* WHAT YOU NEED TO DO:
Every record must be repeated exactly, with no omission.

(Stored data entries)

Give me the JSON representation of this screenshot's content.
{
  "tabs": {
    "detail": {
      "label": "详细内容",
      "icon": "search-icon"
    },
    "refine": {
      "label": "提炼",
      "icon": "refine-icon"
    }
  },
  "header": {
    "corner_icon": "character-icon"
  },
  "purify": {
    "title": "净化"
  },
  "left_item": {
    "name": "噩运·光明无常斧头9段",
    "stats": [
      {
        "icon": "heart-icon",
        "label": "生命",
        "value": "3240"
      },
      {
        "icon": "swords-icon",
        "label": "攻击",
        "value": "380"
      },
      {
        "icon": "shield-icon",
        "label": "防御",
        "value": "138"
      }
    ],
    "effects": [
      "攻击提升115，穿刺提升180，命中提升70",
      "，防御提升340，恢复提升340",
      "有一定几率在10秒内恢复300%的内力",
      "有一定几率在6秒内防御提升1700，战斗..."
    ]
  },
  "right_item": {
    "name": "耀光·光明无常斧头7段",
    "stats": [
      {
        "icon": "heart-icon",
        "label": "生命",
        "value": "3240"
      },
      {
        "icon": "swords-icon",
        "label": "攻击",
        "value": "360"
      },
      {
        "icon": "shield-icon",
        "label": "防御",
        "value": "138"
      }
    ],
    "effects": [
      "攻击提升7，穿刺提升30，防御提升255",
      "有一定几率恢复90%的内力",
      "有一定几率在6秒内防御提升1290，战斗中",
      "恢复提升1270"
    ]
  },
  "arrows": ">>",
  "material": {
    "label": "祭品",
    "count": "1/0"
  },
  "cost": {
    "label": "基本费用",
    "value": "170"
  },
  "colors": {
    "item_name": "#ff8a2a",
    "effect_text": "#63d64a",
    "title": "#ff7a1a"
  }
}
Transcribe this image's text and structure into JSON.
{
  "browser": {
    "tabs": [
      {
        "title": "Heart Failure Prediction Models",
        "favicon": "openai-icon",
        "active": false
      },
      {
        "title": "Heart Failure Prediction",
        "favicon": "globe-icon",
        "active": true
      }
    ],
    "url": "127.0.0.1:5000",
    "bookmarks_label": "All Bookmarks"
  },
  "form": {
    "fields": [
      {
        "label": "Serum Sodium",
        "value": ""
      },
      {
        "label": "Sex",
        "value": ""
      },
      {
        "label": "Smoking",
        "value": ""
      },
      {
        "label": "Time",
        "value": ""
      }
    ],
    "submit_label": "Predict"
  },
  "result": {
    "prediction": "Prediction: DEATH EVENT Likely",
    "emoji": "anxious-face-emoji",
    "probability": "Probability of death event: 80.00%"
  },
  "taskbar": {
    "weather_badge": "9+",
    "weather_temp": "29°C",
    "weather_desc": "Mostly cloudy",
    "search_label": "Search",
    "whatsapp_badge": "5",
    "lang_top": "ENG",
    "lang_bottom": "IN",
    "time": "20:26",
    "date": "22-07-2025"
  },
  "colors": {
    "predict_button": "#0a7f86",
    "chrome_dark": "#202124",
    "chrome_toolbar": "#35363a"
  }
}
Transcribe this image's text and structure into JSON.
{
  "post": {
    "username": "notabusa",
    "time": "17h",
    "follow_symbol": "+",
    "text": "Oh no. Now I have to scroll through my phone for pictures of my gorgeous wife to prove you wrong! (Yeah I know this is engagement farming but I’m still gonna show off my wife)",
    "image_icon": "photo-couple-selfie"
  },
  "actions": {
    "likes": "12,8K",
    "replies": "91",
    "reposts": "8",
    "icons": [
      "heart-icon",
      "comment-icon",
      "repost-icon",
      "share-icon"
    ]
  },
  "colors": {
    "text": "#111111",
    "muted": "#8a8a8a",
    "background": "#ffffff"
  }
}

* THE ANSWER:
Give me the JSON representation of this screenshot's content.
{
  "tabs": {
    "detail": {
      "label": "详细内容",
      "icon": "search-icon"
    },
    "refine": {
      "label": "提炼",
      "icon": "refine-icon"
    }
  },
  "header": {
    "corner_icon": "character-icon"
  },
  "purify": {
    "title": "净化"
  },
  "left_item": {
    "name": "噩运·光明无常斧头9段",
    "stats": [
      {
        "icon": "heart-icon",
        "label": "生命",
        "value": "3240"
      },
      {
        "icon": "swords-icon",
        "label": "攻击",
        "value": "380"
      },
      {
        "icon": "shield-icon",
        "label": "防御",
        "value": "138"
      }
    ],
    "effects": [
      "攻击提升115，穿刺提升180，命中提升70",
      "，防御提升340，恢复提升340",
      "有一定几率在10秒内恢复300%的内力",
      "有一定几率在6秒内防御提升1700，战斗..."
    ]
  },
  "right_item": {
    "name": "耀光·光明无常斧头7段",
    "stats": [
      {
        "icon": "heart-icon",
        "label": "生命",
        "value": "3240"
      },
      {
        "icon": "swords-icon",
        "label": "攻击",
        "value": "360"
      },
      {
        "icon": "shield-icon",
        "label": "防御",
        "value": "138"
      }
    ],
    "effects": [
      "攻击提升7，穿刺提升30，防御提升255",
      "有一定几率恢复90%的内力",
      "有一定几率在6秒内防御提升1290，战斗中",
      "恢复提升1270"
    ]
  },
  "arrows": ">>",
  "material": {
    "label": "祭品",
    "count": "1/0"
  },
  "cost": {
    "label": "基本费用",
    "value": "170"
  },
  "colors": {
    "item_name": "#ff8a2a",
    "effect_text": "#63d64a",
    "title": "#ff7a1a"
  }
}
Transcribe this image's text and structure into JSON.
{
  "browser": {
    "tabs": [
      {
        "title": "Heart Failure Prediction Models",
        "favicon": "openai-icon",
        "active": false
      },
      {
        "title": "Heart Failure Prediction",
        "favicon": "globe-icon",
        "active": true
      }
    ],
    "url": "127.0.0.1:5000",
    "bookmarks_label": "All Bookmarks"
  },
  "form": {
    "fields": [
      {
        "label": "Serum Sodium",
        "value": ""
      },
      {
        "label": "Sex",
        "value": ""
      },
      {
        "label": "Smoking",
        "value": ""
      },
      {
        "label": "Time",
        "value": ""
      }
    ],
    "submit_label": "Predict"
  },
  "result": {
    "prediction": "Prediction: DEATH EVENT Likely",
    "emoji": "anxious-face-emoji",
    "probability": "Probability of death event: 80.00%"
  },
  "taskbar": {
    "weather_badge": "9+",
    "weather_temp": "29°C",
    "weather_desc": "Mostly cloudy",
    "search_label": "Search",
    "whatsapp_badge": "5",
    "lang_top": "ENG",
    "lang_bottom": "IN",
    "time": "20:26",
    "date": "22-07-2025"
  },
  "colors": {
    "predict_button": "#0a7f86",
    "chrome_dark": "#202124",
    "chrome_toolbar": "#35363a"
  }
}
Transcribe this image's text and structure into JSON.
{
  "post": {
    "username": "notabusa",
    "time": "17h",
    "follow_symbol": "+",
    "text": "Oh no. Now I have to scroll through my phone for pictures of my gorgeous wife to prove you wrong! (Yeah I know this is engagement farming but I’m still gonna show off my wife)",
    "image_icon": "photo-couple-selfie"
  },
  "actions": {
    "likes": "12,8K",
    "replies": "91",
    "reposts": "8",
    "icons": [
      "heart-icon",
      "comment-icon",
      "repost-icon",
      "share-icon"
    ]
  },
  "colors": {
    "text": "#111111",
    "muted": "#8a8a8a",
    "background": "#ffffff"
  }
}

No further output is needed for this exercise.